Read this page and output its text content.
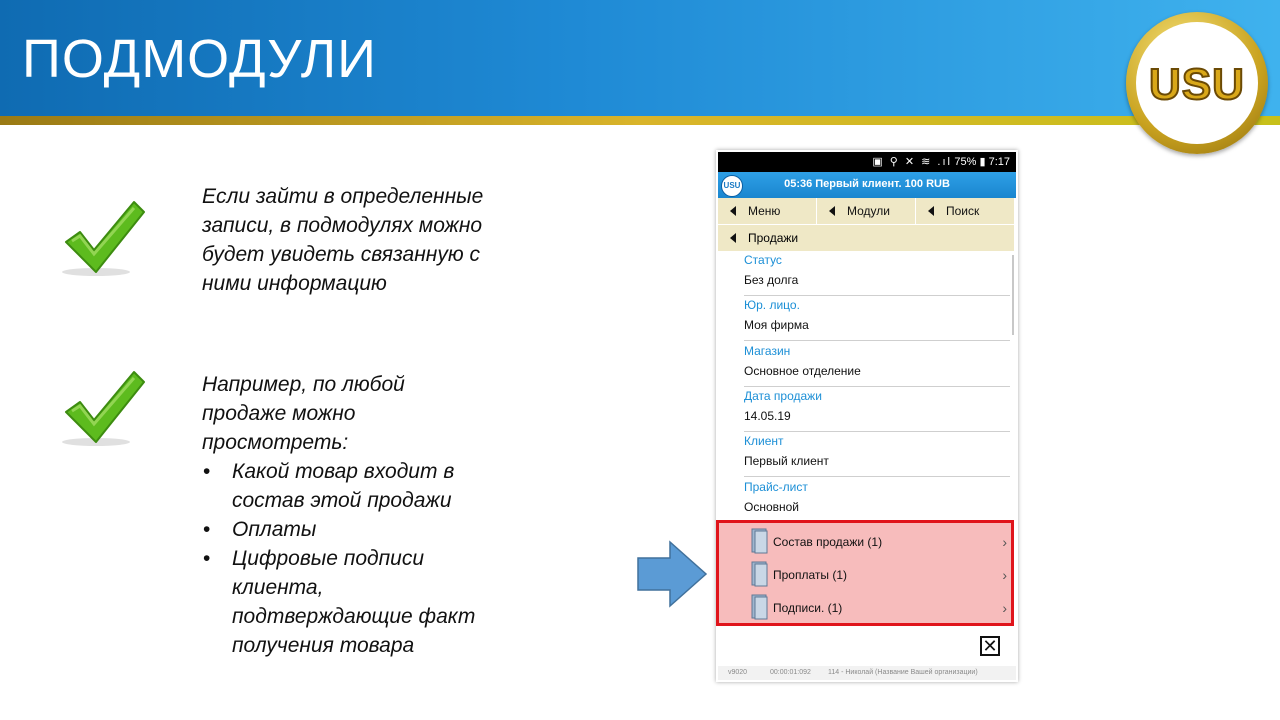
ПОДМОДУЛИ	USU

Если зайти в определенные

записи, в подмодулях можно

будет увидеть связанную с

ними информацию

Например, по любой

продаже можно

просмотреть:

• Какой товар входит в
состав этой продажи
• Оплаты
• Цифровые подписи
клиента,
подтверждающие факт
получения товара
▣ ⚲ ✕ ≋ .ıl 75% ▮ 7:17
USU	05:36 Первый клиент. 100 RUB
Меню	Модули	Поиск
Продажи
Статус
Без долга
Юр. лицо.
Моя фирма
Магазин
Основное отделение
Дата продажи
14.05.19
Клиент
Первый клиент
Прайс-лист
Основной
Состав продажи (1)	›
Проплаты (1)	›
Подписи. (1)	›
✕
v9020	00:00:01:092 114 - Николай (Название Вашей организации)
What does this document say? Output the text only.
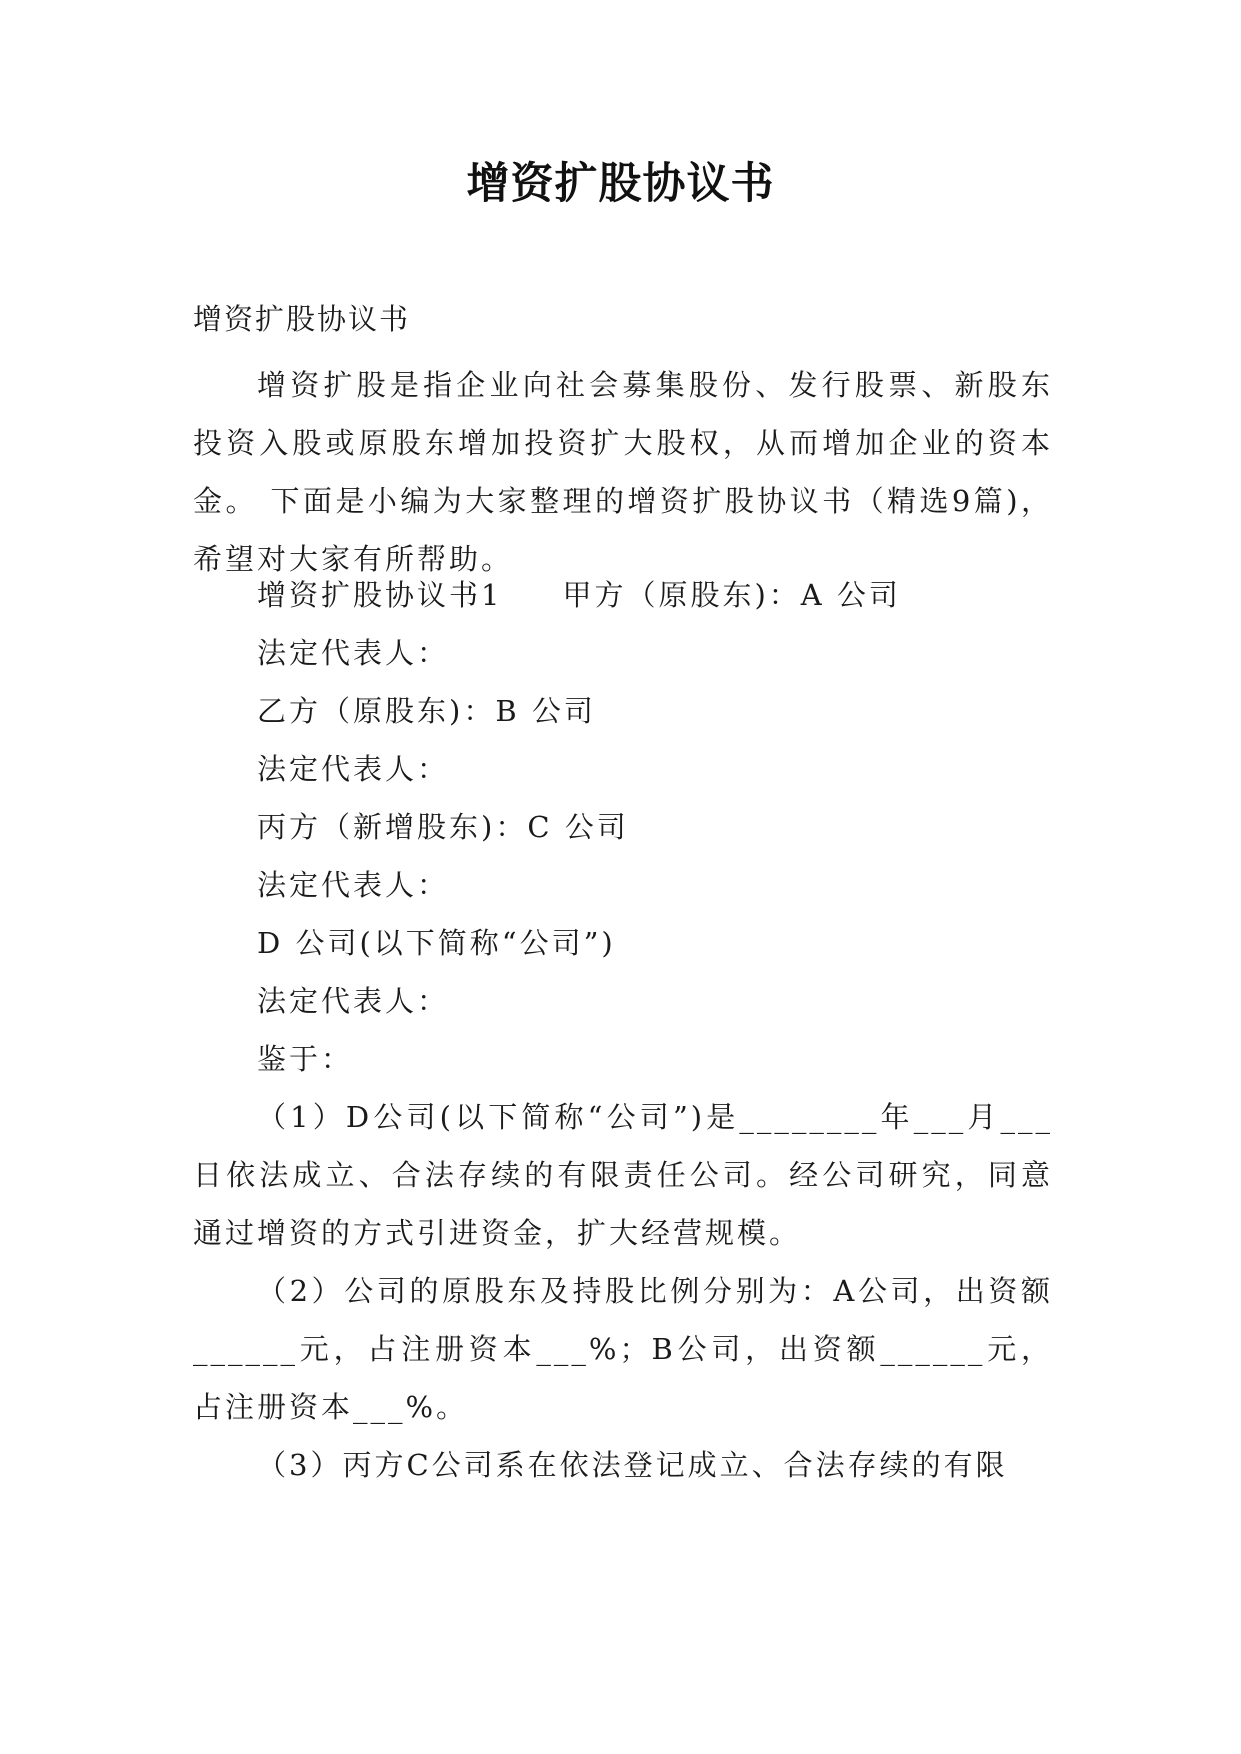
增资扩股协议书
增资扩股协议书

增资扩股是指企业向社会募集股份、发行股票、新股东投资入股或原股东增加投资扩大股权，从而增加企业的资本金。 下面是小编为大家整理的增资扩股协议书（精选9篇)，希望对大家有所帮助。

增资扩股协议书1 甲方（原股东)：A 公司

法定代表人：

乙方（原股东)：B 公司

法定代表人：

丙方（新增股东)：C 公司

法定代表人：

D 公司(以下简称“公司”)

法定代表人：

鉴于：

（1）D公司(以下简称“公司”)是________年___月___日依法成立、合法存续的有限责任公司。经公司研究，同意通过增资的方式引进资金，扩大经营规模。

（2）公司的原股东及持股比例分别为：A公司，出资额______元，占注册资本___%；B公司，出资额______元，占注册资本___%。

（3）丙方C公司系在依法登记成立、合法存续的有限
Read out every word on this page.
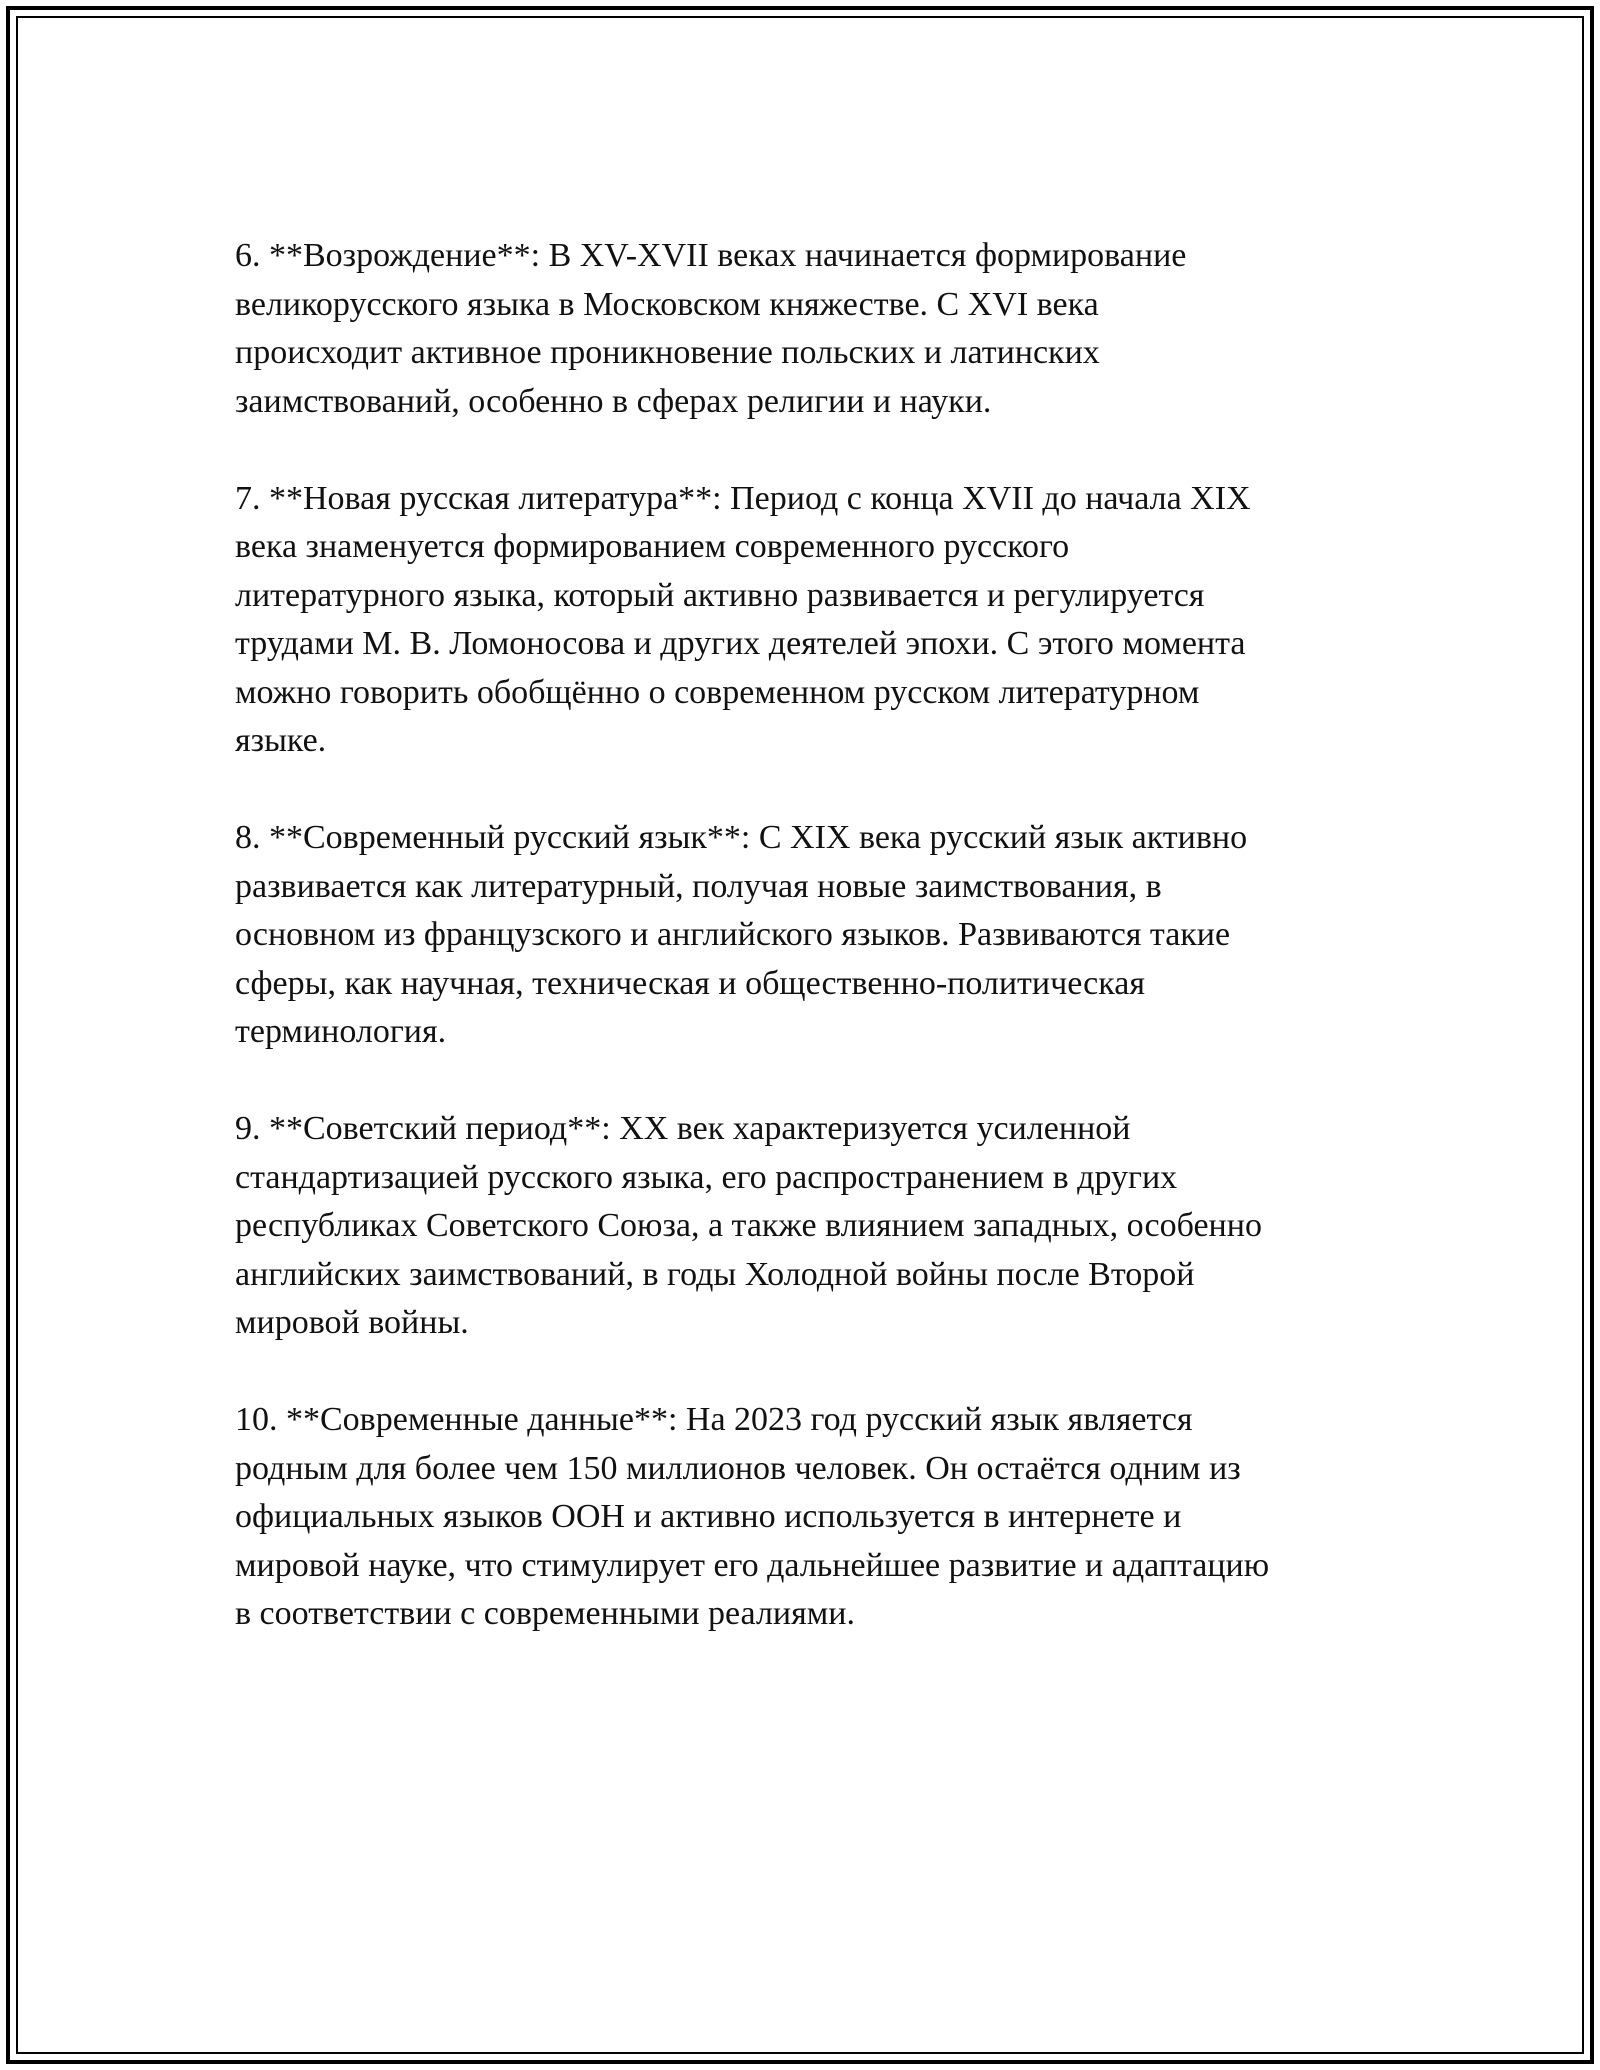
6. **Возрождение**: В XV-XVII веках начинается формирование
великорусского языка в Московском княжестве. С XVI века
происходит активное проникновение польских и латинских
заимствований, особенно в сферах религии и науки.

7. **Новая русская литература**: Период с конца XVII до начала XIX
века знаменуется формированием современного русского
литературного языка, который активно развивается и регулируется
трудами М. В. Ломоносова и других деятелей эпохи. С этого момента
можно говорить обобщённо о современном русском литературном
языке.

8. **Современный русский язык**: С XIX века русский язык активно
развивается как литературный, получая новые заимствования, в
основном из французского и английского языков. Развиваются такие
сферы, как научная, техническая и общественно-политическая
терминология.

9. **Советский период**: XX век характеризуется усиленной
стандартизацией русского языка, его распространением в других
республиках Советского Союза, а также влиянием западных, особенно
английских заимствований, в годы Холодной войны после Второй
мировой войны.

10. **Современные данные**: На 2023 год русский язык является
родным для более чем 150 миллионов человек. Он остаётся одним из
официальных языков ООН и активно используется в интернете и
мировой науке, что стимулирует его дальнейшее развитие и адаптацию
в соответствии с современными реалиями.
▬▬▬▬▬▬
• **What you need to do**
Extract every line above containing the word "войны".

• **Solution for this exercise**
английских заимствований, в годы Холодной войны после Второй
мировой войны.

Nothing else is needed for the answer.